• _EXERCISE DIRECTIONS_:
Your answer should be a single number: the count of lines containing "Pauline".

• _DATA FOR THIS EXERCISE_:
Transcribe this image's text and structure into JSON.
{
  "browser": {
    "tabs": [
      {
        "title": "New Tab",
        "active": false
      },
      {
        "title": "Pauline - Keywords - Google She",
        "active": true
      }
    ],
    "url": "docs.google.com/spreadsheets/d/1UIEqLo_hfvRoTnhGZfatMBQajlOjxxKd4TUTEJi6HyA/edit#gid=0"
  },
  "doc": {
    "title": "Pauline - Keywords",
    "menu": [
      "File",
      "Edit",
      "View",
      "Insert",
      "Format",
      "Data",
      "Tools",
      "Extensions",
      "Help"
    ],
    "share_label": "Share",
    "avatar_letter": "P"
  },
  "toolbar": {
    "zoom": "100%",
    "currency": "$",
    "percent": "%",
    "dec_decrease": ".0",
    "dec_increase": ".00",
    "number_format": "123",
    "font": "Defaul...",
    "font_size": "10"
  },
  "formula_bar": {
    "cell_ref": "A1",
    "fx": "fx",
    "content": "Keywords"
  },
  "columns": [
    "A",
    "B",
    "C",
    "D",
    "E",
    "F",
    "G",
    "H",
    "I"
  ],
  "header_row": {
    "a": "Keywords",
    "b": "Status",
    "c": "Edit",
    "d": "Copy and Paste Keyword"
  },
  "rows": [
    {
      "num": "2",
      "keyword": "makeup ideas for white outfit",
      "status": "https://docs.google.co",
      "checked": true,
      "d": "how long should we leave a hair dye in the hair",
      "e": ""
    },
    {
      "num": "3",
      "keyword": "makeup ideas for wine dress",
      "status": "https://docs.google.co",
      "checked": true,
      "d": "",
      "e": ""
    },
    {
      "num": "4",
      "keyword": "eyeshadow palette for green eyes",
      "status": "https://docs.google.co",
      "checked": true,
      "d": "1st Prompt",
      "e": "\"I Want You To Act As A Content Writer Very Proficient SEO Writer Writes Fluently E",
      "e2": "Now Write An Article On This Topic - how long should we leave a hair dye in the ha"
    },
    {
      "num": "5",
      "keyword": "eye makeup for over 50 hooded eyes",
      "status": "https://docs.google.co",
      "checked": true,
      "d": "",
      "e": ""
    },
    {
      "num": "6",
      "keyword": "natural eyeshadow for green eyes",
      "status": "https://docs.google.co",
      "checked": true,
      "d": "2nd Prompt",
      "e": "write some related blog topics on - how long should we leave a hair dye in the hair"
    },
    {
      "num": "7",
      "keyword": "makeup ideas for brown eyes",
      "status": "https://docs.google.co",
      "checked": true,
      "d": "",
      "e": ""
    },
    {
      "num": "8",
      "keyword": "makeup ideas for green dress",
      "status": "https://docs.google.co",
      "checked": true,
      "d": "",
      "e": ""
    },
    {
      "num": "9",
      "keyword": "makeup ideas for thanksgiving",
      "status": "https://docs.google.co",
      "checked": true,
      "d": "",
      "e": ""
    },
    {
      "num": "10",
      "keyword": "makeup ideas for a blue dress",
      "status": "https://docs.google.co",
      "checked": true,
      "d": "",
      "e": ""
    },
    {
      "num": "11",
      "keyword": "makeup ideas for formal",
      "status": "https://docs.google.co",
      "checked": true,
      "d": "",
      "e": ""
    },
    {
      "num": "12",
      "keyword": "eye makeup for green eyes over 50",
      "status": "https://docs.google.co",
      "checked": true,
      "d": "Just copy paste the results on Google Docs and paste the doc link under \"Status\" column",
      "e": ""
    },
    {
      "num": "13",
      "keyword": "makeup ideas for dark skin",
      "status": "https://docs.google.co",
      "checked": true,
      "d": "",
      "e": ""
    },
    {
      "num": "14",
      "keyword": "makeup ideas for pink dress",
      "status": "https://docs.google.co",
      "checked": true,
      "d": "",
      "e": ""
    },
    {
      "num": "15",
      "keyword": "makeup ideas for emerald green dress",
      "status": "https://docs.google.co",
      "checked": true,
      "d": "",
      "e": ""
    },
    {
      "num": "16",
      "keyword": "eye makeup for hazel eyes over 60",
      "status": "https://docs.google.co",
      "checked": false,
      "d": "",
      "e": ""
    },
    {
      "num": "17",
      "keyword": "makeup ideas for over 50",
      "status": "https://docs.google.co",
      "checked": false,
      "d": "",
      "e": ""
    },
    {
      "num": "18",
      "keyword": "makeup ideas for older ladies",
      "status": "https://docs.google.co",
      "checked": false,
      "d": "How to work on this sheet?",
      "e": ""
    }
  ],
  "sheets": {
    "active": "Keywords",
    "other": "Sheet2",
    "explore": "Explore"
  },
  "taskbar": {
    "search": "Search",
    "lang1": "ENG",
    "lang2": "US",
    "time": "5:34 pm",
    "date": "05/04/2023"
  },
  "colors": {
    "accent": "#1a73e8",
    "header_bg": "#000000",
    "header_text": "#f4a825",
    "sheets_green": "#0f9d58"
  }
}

• _EXERCISE RESPONSE_:
2